_DIRECTIONS FOR THIS TASK_:
In this exercise, return the whole listing exactly, excluding any images.

_MATERIAL SUPPLIED_:

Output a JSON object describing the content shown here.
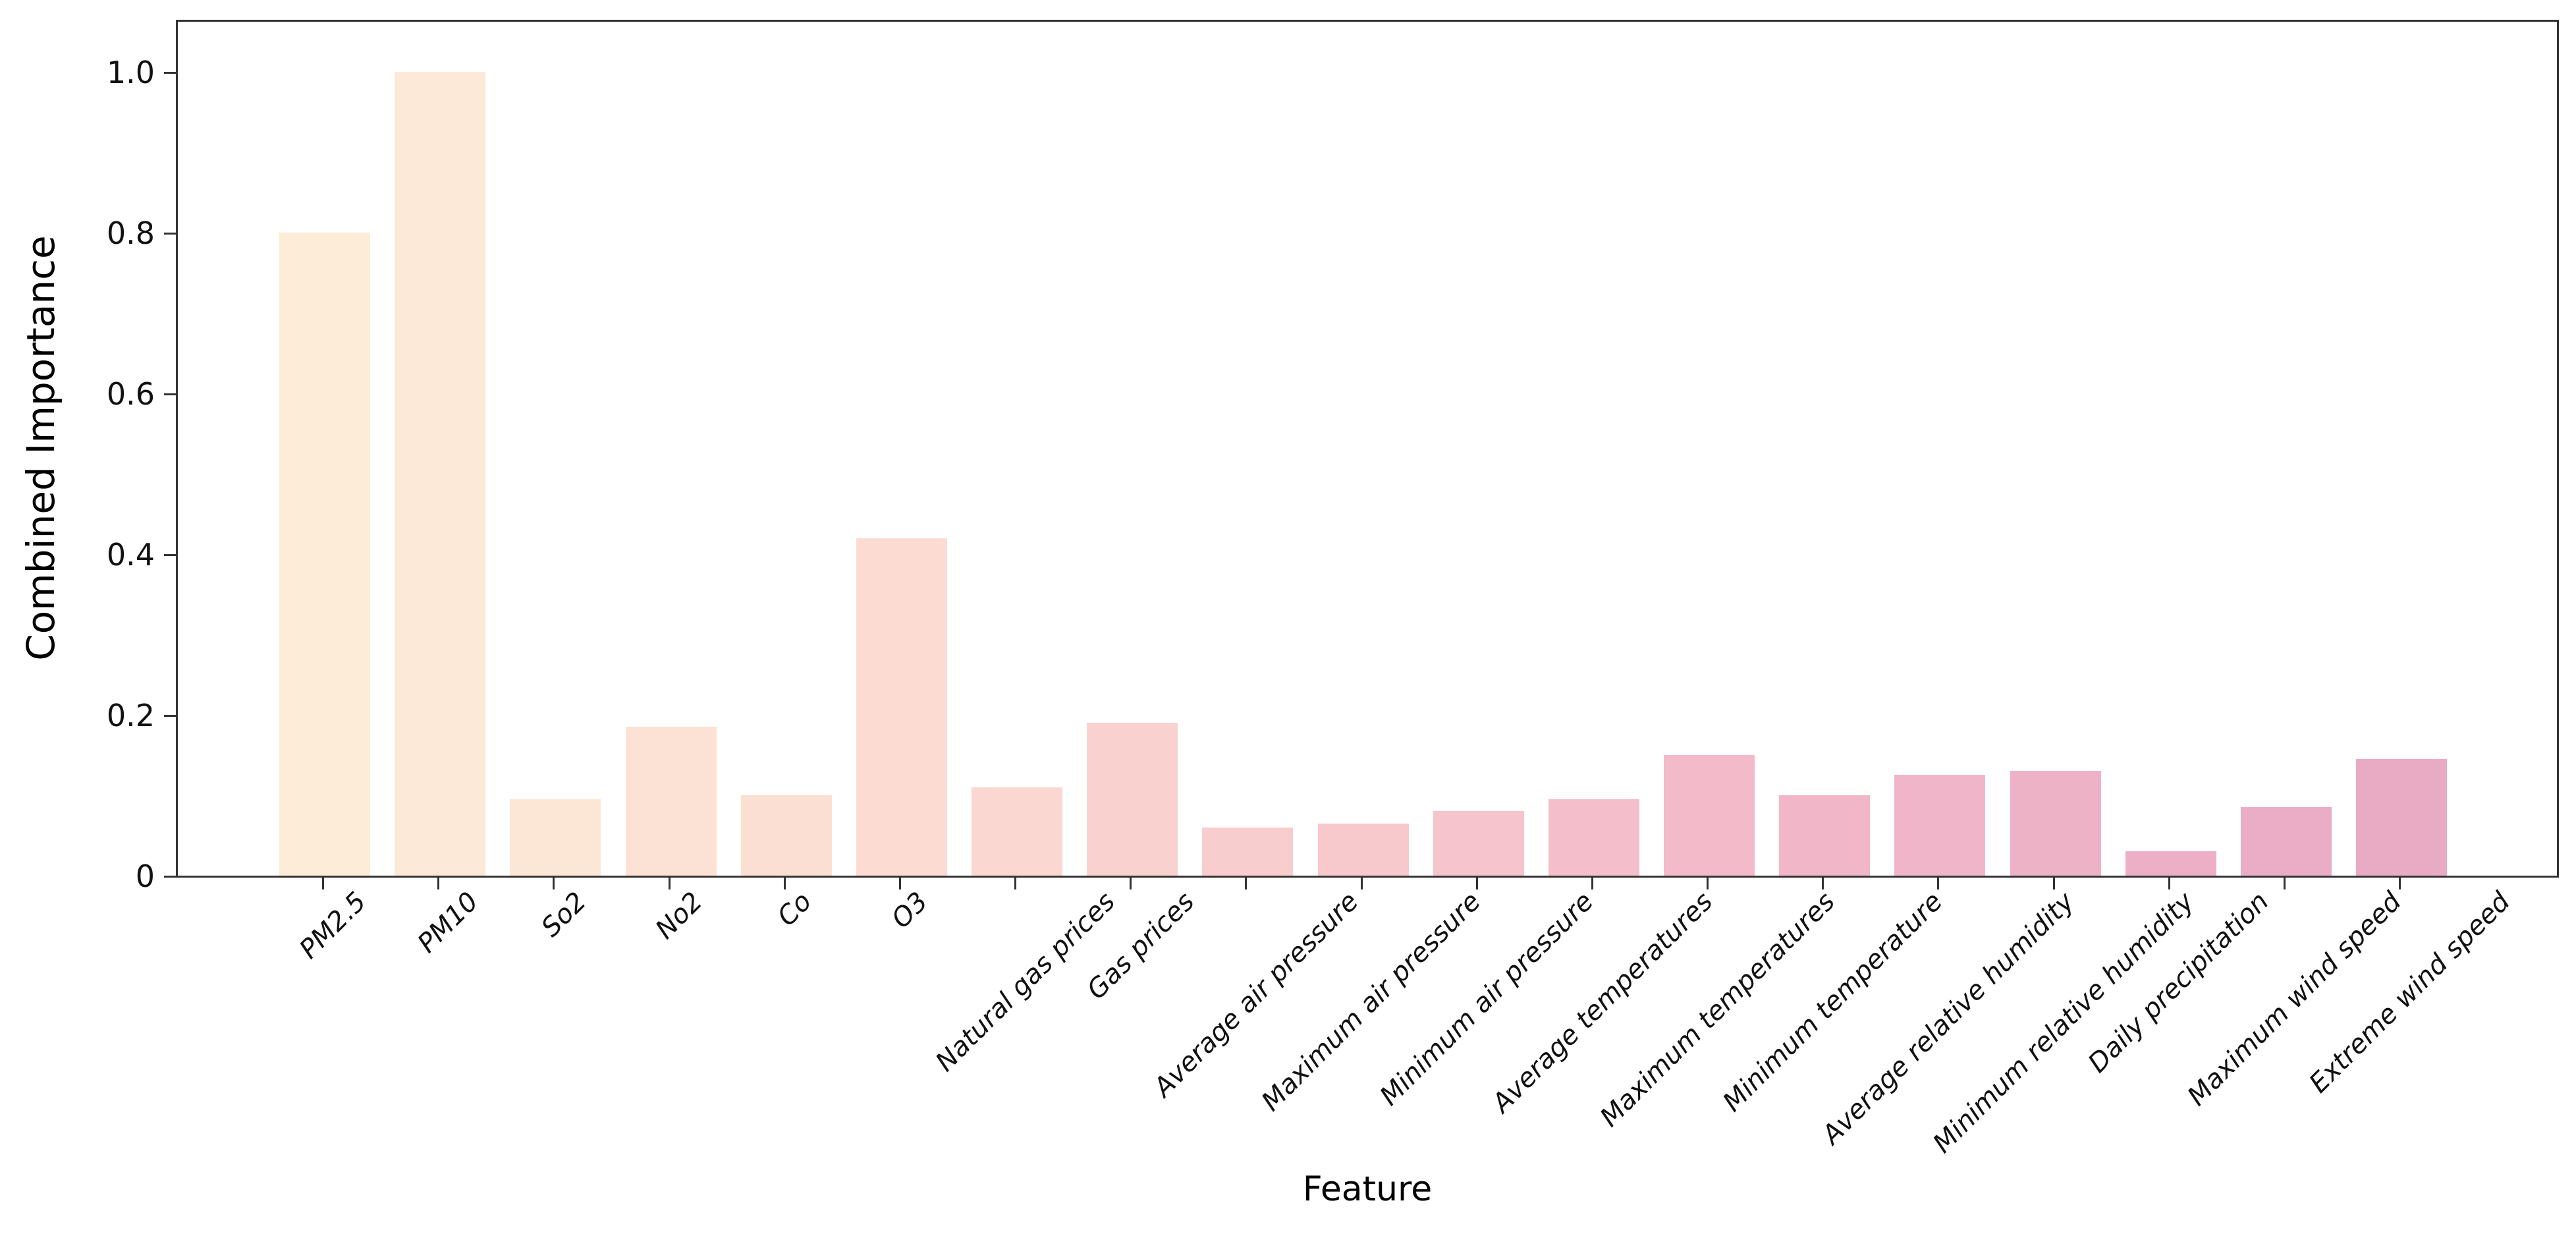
{
  "chart_data": {
    "type": "bar",
    "title": "",
    "xlabel": "Feature",
    "ylabel": "Combined Importance",
    "grid": false,
    "legend": "none",
    "ylim": [
      0,
      1.066
    ],
    "yticks": [
      {
        "label": "1.0",
        "value": 1.0
      },
      {
        "label": "0.8",
        "value": 0.8
      },
      {
        "label": "0.6",
        "value": 0.6
      },
      {
        "label": "0.4",
        "value": 0.4
      },
      {
        "label": "0.2",
        "value": 0.2
      },
      {
        "label": "0",
        "value": 0.0
      }
    ],
    "categories": [
      "PM2.5",
      "PM10",
      "So2",
      "No2",
      "Co",
      "O3",
      "Natural gas prices",
      "Gas prices",
      "Average air pressure",
      "Maximum air pressure",
      "Minimum air pressure",
      "Average temperatures",
      "Maximum temperatures",
      "Minimum temperature",
      "Average relative humidity",
      "Minimum relative humidity",
      "Daily precipitation",
      "Maximum wind speed",
      "Extreme wind speed"
    ],
    "values": [
      0.8,
      1.0,
      0.095,
      0.185,
      0.1,
      0.42,
      0.11,
      0.19,
      0.06,
      0.065,
      0.08,
      0.095,
      0.15,
      0.1,
      0.125,
      0.13,
      0.03,
      0.085,
      0.145
    ],
    "bar_colors": [
      "#fcecd8",
      "#fce9d7",
      "#fce6d6",
      "#fce2d4",
      "#fcdfd3",
      "#fcdcd2",
      "#fbd7d1",
      "#f9d2cf",
      "#f8cdce",
      "#f7c9cd",
      "#f6c4cc",
      "#f4bfca",
      "#f3bac9",
      "#f1b7c8",
      "#f0b5c8",
      "#eeb2c7",
      "#ecafc6",
      "#ebadc5",
      "#e9aac4"
    ],
    "axis_color": "#333333",
    "text_color": "#111111"
  },
  "layout_note_values_are_data_not_layout": "all visible text lives above"
}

_WRITTEN SOLUTION_:
Output a JSON object describing the content shown here.
{
  "chart_data": {
    "type": "bar",
    "title": "",
    "xlabel": "Feature",
    "ylabel": "Combined Importance",
    "grid": false,
    "legend": "none",
    "ylim": [
      0,
      1.066
    ],
    "yticks": [
      {
        "label": "1.0",
        "value": 1.0
      },
      {
        "label": "0.8",
        "value": 0.8
      },
      {
        "label": "0.6",
        "value": 0.6
      },
      {
        "label": "0.4",
        "value": 0.4
      },
      {
        "label": "0.2",
        "value": 0.2
      },
      {
        "label": "0",
        "value": 0.0
      }
    ],
    "categories": [
      "PM2.5",
      "PM10",
      "So2",
      "No2",
      "Co",
      "O3",
      "Natural gas prices",
      "Gas prices",
      "Average air pressure",
      "Maximum air pressure",
      "Minimum air pressure",
      "Average temperatures",
      "Maximum temperatures",
      "Minimum temperature",
      "Average relative humidity",
      "Minimum relative humidity",
      "Daily precipitation",
      "Maximum wind speed",
      "Extreme wind speed"
    ],
    "values": [
      0.8,
      1.0,
      0.095,
      0.185,
      0.1,
      0.42,
      0.11,
      0.19,
      0.06,
      0.065,
      0.08,
      0.095,
      0.15,
      0.1,
      0.125,
      0.13,
      0.03,
      0.085,
      0.145
    ],
    "bar_colors": [
      "#fcecd8",
      "#fce9d7",
      "#fce6d6",
      "#fce2d4",
      "#fcdfd3",
      "#fcdcd2",
      "#fbd7d1",
      "#f9d2cf",
      "#f8cdce",
      "#f7c9cd",
      "#f6c4cc",
      "#f4bfca",
      "#f3bac9",
      "#f1b7c8",
      "#f0b5c8",
      "#eeb2c7",
      "#ecafc6",
      "#ebadc5",
      "#e9aac4"
    ],
    "axis_color": "#333333",
    "text_color": "#111111"
  },
  "layout_note_values_are_data_not_layout": "all visible text lives above"
}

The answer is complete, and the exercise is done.